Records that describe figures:
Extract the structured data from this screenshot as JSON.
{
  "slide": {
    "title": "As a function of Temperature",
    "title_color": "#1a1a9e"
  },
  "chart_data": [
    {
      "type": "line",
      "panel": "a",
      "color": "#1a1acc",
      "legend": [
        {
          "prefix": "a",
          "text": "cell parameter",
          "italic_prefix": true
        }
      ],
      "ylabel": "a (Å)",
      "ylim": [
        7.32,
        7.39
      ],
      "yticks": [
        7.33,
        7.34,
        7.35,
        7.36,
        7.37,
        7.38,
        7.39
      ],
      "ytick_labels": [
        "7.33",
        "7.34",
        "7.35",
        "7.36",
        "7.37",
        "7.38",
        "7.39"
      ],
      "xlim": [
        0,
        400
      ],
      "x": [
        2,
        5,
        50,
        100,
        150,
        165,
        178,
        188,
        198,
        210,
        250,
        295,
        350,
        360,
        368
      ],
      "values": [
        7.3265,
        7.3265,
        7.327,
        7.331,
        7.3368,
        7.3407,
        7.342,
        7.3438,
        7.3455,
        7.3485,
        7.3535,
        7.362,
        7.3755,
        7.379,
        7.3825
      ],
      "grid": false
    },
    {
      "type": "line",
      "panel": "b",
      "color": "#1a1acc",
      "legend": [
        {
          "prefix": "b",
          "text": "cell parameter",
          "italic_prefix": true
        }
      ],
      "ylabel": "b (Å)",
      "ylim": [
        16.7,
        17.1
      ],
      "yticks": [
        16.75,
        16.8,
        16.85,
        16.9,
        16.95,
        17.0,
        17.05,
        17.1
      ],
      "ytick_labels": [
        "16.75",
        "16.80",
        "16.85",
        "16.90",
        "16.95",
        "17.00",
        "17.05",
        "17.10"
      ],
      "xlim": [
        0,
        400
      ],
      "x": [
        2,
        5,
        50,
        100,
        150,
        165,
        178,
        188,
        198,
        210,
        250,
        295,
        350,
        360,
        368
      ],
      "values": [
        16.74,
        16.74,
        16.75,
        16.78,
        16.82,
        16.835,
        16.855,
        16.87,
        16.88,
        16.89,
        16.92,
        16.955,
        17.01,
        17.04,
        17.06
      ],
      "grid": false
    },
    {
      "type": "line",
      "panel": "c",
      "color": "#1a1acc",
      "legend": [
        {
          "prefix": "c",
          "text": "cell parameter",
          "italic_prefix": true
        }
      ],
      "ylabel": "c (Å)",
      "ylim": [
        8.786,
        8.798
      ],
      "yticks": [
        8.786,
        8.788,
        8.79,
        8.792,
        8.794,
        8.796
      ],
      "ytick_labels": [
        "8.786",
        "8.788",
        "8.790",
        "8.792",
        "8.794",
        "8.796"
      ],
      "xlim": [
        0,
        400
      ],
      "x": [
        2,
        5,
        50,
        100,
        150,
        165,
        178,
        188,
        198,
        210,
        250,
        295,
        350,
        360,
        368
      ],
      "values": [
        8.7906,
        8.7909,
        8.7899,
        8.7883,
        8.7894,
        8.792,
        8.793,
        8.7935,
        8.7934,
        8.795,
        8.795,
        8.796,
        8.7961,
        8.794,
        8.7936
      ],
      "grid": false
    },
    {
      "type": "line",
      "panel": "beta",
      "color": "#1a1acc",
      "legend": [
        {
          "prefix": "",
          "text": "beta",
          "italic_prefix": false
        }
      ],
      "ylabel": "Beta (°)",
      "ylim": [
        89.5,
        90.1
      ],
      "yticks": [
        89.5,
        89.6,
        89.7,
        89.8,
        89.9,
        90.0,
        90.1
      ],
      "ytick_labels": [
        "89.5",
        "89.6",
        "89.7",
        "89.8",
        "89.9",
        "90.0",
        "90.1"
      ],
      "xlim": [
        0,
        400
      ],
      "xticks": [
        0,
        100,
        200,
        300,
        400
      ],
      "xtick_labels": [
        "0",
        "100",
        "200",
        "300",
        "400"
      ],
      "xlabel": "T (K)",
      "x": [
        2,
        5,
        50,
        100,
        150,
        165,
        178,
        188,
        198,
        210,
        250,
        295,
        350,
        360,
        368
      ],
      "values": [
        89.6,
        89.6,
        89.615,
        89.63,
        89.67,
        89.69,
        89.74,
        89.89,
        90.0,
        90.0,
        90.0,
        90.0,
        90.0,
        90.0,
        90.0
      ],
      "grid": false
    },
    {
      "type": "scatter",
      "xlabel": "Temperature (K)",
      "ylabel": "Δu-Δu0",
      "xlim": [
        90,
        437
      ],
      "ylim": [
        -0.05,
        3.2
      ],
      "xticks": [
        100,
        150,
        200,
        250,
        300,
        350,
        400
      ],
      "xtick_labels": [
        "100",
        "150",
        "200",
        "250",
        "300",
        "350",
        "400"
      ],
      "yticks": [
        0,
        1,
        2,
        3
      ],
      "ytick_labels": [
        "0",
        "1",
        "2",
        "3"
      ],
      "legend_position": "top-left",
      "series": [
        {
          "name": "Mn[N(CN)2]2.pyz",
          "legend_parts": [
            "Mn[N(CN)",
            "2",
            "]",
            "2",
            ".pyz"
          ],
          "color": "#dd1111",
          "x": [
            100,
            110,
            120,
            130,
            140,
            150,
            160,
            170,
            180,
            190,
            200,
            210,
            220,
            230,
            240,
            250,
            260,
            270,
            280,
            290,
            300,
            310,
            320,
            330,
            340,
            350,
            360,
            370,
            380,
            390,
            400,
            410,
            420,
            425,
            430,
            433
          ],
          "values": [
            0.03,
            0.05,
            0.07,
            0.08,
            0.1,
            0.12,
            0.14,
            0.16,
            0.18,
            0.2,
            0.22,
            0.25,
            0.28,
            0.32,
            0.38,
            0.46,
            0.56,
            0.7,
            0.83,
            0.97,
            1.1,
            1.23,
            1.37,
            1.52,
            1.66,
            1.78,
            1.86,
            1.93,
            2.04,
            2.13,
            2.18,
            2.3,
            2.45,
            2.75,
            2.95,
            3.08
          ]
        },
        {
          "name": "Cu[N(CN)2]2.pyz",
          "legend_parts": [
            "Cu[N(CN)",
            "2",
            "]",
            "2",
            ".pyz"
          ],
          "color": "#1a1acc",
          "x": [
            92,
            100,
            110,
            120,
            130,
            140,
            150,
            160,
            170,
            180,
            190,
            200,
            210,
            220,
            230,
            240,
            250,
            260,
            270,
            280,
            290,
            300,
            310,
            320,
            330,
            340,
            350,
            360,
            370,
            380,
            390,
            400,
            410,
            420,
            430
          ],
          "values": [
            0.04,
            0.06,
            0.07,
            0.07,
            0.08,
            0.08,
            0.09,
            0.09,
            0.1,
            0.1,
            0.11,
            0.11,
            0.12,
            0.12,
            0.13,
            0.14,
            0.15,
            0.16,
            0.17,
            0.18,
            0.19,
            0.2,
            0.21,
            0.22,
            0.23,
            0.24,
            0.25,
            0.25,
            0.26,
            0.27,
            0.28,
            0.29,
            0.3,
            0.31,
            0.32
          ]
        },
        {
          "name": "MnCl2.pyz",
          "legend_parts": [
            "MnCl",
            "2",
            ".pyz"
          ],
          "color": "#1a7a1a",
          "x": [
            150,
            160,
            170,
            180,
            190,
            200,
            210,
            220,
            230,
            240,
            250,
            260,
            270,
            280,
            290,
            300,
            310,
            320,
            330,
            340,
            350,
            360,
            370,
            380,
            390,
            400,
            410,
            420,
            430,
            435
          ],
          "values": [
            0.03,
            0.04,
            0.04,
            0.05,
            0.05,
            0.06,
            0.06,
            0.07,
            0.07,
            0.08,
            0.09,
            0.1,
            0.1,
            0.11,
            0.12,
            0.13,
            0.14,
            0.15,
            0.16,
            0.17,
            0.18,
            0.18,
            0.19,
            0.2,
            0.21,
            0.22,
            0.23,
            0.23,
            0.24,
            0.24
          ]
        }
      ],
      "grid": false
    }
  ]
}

**SET PROBLEM**
Identify and list each line with the word "Temperature".

**REPLY**
    "title": "As a function of Temperature",
      "xlabel": "Temperature (K)",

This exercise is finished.